┏━━

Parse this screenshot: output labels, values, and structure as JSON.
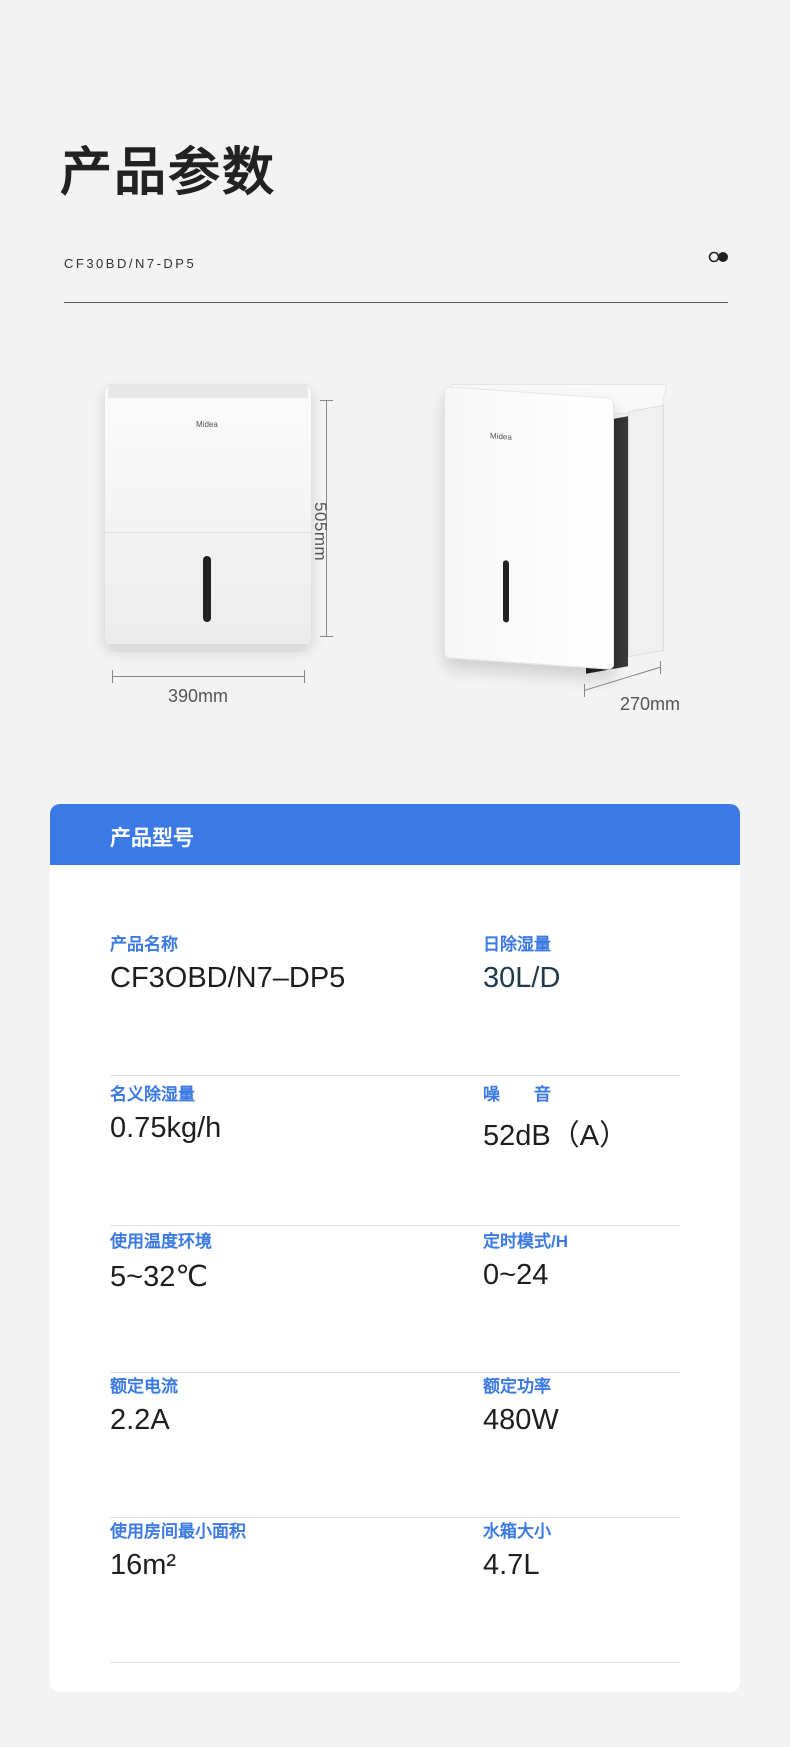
{
  "page": {
    "title": "产品参数",
    "model_code": "CF30BD/N7-DP5"
  },
  "product_images": {
    "brand_logo": "Midea",
    "front_height": "505mm",
    "front_width": "390mm",
    "side_depth": "270mm"
  },
  "specs": {
    "header": "产品型号",
    "rows": [
      {
        "left": {
          "label": "产品名称",
          "value": "CF3OBD/N7–DP5"
        },
        "right": {
          "label": "日除湿量",
          "value": "30L/D"
        }
      },
      {
        "left": {
          "label": "名义除湿量",
          "value": "0.75kg/h"
        },
        "right": {
          "label": "噪　　音",
          "value": "52dB（A）"
        }
      },
      {
        "left": {
          "label": "使用温度环境",
          "value": "5~32℃"
        },
        "right": {
          "label": "定时模式/H",
          "value": "0~24"
        }
      },
      {
        "left": {
          "label": "额定电流",
          "value": "2.2A"
        },
        "right": {
          "label": "额定功率",
          "value": "480W"
        }
      },
      {
        "left": {
          "label": "使用房间最小面积",
          "value": "16m²"
        },
        "right": {
          "label": "水箱大小",
          "value": "4.7L"
        }
      }
    ]
  },
  "colors": {
    "accent": "#3b7ae5",
    "background": "#f3f3f3"
  }
}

┗━━

Quote each line of the listing exactly, but leave the pictures out.

Complete answer:
Parse this screenshot: output labels, values, and structure as JSON.
{
  "page": {
    "title": "产品参数",
    "model_code": "CF30BD/N7-DP5"
  },
  "product_images": {
    "brand_logo": "Midea",
    "front_height": "505mm",
    "front_width": "390mm",
    "side_depth": "270mm"
  },
  "specs": {
    "header": "产品型号",
    "rows": [
      {
        "left": {
          "label": "产品名称",
          "value": "CF3OBD/N7–DP5"
        },
        "right": {
          "label": "日除湿量",
          "value": "30L/D"
        }
      },
      {
        "left": {
          "label": "名义除湿量",
          "value": "0.75kg/h"
        },
        "right": {
          "label": "噪　　音",
          "value": "52dB（A）"
        }
      },
      {
        "left": {
          "label": "使用温度环境",
          "value": "5~32℃"
        },
        "right": {
          "label": "定时模式/H",
          "value": "0~24"
        }
      },
      {
        "left": {
          "label": "额定电流",
          "value": "2.2A"
        },
        "right": {
          "label": "额定功率",
          "value": "480W"
        }
      },
      {
        "left": {
          "label": "使用房间最小面积",
          "value": "16m²"
        },
        "right": {
          "label": "水箱大小",
          "value": "4.7L"
        }
      }
    ]
  },
  "colors": {
    "accent": "#3b7ae5",
    "background": "#f3f3f3"
  }
}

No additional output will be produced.